━━ Given data

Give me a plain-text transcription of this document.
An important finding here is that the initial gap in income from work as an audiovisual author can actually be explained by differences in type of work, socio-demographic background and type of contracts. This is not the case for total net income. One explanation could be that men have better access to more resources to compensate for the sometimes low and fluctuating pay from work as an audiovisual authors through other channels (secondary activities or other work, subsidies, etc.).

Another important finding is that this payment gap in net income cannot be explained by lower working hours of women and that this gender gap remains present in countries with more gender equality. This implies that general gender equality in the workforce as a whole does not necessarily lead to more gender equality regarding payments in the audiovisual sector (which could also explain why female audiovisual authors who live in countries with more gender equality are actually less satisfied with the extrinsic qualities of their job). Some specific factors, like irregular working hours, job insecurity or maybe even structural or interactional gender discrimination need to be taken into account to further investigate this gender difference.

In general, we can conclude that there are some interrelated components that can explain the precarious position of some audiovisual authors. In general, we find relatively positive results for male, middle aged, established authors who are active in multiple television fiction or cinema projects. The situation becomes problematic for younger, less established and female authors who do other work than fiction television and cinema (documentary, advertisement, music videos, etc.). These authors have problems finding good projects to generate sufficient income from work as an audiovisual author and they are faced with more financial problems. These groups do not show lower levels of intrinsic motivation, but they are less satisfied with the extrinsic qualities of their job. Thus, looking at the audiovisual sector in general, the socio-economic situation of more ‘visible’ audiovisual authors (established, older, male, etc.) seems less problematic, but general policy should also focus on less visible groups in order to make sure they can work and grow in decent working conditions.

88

━━━━
━━ Given data

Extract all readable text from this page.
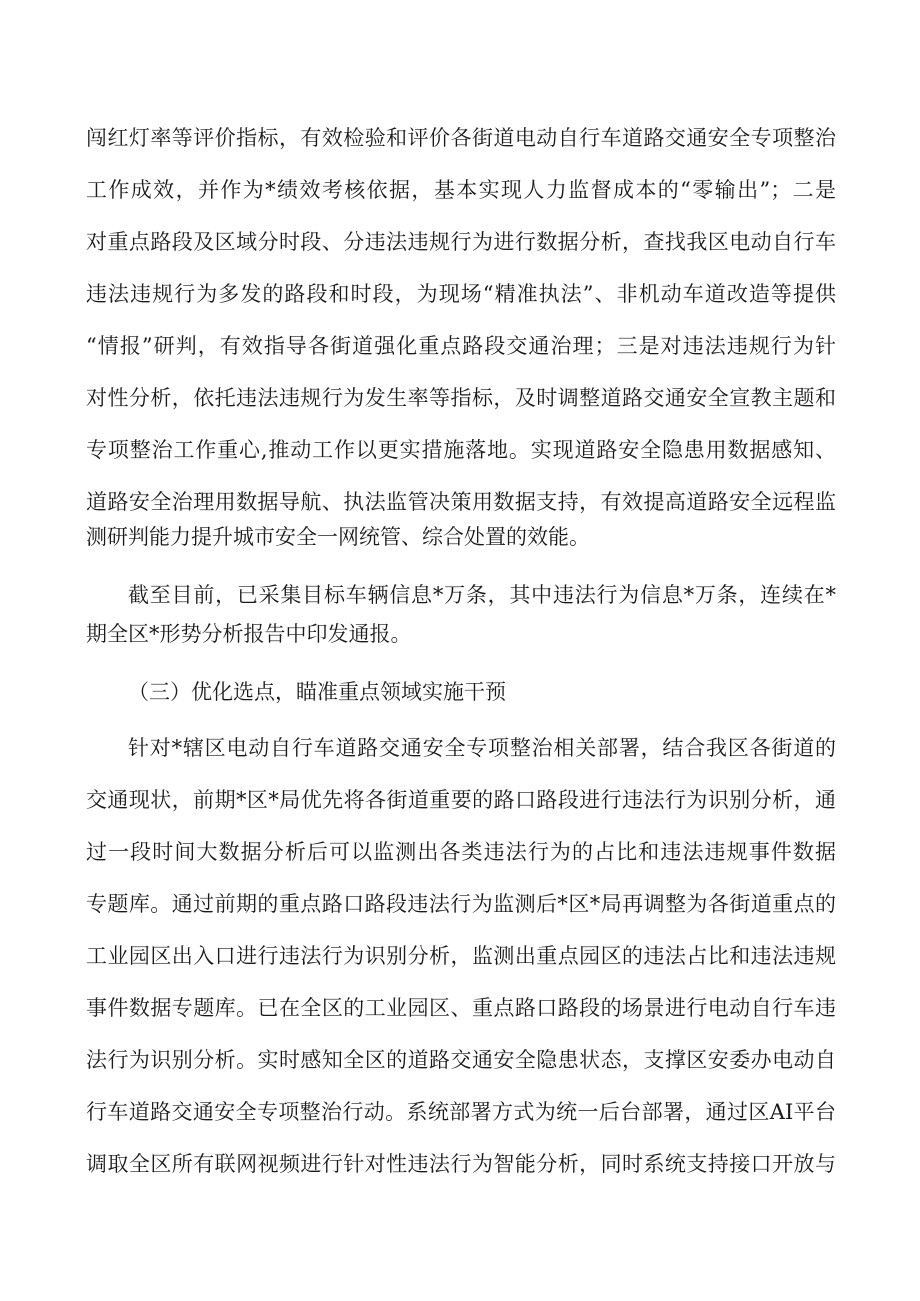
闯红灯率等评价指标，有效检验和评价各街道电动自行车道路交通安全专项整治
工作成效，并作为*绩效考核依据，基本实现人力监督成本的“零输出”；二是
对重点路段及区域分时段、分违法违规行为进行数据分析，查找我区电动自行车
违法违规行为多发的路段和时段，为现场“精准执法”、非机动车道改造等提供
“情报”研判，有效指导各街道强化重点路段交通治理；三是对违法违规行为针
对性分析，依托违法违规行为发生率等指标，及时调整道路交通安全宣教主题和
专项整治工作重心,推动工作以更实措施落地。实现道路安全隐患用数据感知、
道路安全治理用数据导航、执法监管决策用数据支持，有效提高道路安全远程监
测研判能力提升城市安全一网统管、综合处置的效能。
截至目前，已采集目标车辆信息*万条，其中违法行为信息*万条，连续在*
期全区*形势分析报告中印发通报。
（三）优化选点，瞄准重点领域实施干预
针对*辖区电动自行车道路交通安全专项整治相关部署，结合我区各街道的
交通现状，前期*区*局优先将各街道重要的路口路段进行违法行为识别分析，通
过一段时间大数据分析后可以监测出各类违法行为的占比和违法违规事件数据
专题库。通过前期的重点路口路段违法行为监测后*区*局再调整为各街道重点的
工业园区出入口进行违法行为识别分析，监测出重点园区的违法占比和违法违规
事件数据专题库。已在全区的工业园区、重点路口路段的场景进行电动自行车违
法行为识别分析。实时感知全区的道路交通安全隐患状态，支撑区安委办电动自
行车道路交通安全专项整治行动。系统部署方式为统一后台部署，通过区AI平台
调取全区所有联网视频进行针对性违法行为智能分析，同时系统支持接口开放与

━━━━

## What this task involves
Search the records above for the string "text". Copy every line that contains it.

## Task response
Give me a plain-text transcription of this document.
Extract all readable text from this page.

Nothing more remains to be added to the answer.